REQUIRED WORK
From the entries below, copy every line where the string "Attributable" appears.

- - - -

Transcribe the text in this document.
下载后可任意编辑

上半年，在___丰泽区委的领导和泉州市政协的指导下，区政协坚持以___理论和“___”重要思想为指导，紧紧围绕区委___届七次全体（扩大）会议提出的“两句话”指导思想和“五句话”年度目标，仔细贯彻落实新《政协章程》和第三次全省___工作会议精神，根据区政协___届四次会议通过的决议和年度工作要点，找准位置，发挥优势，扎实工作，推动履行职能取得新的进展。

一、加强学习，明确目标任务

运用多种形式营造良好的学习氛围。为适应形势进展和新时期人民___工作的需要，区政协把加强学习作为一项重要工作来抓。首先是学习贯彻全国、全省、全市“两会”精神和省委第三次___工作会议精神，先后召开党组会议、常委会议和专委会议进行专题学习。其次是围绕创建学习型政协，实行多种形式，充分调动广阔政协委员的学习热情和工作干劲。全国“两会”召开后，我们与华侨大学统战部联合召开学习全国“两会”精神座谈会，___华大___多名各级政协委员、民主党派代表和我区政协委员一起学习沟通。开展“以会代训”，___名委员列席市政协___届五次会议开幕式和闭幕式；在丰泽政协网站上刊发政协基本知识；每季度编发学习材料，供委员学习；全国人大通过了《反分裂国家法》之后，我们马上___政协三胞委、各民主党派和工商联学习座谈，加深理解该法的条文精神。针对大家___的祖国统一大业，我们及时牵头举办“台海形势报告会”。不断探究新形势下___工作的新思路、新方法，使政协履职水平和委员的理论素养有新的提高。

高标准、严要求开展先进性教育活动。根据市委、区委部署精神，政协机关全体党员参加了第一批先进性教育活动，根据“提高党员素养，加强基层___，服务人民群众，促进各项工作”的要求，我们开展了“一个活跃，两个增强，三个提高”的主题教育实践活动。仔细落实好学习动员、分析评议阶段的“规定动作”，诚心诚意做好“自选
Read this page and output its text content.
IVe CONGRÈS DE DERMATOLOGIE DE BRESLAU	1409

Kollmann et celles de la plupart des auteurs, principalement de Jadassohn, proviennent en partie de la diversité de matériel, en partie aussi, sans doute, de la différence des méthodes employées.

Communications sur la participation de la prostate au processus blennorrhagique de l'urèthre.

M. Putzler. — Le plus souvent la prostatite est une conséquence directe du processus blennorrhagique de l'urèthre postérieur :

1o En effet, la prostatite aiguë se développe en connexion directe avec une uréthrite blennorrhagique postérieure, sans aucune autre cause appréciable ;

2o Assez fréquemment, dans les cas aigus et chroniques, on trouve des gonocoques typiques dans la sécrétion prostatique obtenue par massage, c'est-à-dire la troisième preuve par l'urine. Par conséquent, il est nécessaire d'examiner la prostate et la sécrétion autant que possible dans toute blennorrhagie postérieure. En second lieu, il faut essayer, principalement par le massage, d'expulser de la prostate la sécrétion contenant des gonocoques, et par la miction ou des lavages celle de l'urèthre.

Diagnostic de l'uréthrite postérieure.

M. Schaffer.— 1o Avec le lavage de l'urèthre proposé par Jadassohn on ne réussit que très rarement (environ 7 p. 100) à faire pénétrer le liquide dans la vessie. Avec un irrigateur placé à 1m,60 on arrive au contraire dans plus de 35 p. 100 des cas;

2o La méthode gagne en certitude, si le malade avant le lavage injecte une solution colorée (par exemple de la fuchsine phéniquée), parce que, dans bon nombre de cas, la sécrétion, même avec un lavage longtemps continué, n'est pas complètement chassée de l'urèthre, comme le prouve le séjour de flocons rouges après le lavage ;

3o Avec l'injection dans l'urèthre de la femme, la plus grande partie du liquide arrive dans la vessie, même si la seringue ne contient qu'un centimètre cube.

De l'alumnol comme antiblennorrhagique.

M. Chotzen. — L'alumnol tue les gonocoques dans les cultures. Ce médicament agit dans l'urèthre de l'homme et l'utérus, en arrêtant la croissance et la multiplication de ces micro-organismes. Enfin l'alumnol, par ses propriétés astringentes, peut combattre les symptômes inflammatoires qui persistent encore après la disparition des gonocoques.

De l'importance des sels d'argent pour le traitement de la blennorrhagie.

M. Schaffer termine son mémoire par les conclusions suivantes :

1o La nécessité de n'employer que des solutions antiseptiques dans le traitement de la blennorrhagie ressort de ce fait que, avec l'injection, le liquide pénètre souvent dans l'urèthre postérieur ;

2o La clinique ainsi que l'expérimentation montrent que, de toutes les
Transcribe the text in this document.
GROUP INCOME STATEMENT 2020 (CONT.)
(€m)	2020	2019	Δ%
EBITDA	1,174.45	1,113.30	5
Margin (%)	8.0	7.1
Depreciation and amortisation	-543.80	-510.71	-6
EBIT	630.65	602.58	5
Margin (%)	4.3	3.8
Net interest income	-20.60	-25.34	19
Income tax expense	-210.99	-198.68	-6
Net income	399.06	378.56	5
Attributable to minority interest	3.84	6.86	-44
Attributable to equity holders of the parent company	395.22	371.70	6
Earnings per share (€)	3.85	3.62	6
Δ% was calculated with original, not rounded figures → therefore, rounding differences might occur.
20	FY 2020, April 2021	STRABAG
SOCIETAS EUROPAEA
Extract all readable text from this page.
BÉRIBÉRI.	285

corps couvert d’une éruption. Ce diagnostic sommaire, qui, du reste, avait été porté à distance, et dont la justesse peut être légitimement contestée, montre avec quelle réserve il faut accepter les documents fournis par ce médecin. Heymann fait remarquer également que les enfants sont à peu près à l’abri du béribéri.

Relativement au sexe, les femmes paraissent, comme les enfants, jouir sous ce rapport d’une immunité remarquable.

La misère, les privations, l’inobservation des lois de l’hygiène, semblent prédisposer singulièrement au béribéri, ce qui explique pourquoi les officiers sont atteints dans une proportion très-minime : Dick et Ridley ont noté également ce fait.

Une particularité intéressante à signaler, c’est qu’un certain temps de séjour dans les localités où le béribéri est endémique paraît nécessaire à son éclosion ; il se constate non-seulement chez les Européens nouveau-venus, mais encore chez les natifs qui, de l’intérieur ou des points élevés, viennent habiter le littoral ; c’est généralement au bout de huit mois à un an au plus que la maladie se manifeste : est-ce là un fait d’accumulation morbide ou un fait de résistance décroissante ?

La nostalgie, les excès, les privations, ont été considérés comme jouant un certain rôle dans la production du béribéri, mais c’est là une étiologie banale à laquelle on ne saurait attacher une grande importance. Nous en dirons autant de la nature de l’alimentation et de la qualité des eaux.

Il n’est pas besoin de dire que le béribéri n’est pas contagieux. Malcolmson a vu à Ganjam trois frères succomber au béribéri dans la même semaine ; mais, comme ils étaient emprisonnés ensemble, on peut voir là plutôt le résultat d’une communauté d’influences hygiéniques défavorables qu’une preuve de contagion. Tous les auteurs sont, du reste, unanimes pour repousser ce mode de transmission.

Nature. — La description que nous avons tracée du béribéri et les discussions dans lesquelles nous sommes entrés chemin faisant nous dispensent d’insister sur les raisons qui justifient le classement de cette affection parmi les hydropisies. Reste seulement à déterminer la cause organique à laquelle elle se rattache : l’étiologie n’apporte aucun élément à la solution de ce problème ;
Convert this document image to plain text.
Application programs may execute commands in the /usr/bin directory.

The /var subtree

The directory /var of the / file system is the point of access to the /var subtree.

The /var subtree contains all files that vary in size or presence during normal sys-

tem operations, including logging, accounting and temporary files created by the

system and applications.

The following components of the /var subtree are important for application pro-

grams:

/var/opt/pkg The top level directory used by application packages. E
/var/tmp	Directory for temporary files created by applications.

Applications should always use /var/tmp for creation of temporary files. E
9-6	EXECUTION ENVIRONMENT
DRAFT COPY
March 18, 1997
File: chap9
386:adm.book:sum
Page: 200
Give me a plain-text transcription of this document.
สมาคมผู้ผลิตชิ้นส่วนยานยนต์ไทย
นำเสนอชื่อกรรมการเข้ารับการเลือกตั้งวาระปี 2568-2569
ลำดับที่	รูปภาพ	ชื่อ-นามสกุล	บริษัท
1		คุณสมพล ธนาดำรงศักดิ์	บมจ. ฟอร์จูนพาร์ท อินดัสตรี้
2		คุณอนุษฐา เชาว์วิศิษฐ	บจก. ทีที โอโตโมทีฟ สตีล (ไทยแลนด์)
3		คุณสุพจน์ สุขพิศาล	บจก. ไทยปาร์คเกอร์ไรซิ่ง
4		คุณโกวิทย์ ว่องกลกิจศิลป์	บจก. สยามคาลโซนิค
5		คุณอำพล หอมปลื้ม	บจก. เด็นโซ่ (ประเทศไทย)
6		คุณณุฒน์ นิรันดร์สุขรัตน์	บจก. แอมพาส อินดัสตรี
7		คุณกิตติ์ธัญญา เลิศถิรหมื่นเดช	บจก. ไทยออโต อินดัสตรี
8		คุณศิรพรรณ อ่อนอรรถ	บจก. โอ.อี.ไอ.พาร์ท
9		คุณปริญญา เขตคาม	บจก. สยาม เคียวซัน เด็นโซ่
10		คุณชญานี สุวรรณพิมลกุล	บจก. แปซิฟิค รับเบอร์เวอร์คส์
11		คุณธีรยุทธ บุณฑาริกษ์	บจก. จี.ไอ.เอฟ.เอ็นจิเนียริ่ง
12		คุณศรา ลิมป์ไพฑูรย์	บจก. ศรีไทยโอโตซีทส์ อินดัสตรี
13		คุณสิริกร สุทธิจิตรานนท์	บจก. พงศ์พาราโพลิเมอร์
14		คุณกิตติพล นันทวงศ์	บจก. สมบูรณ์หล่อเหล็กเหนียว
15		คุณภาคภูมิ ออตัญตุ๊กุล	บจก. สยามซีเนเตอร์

- - - -

RESPONSE
Attributable to minority interest	3.84	6.86	-44
Attributable to equity holders of the parent company	395.22	371.70	6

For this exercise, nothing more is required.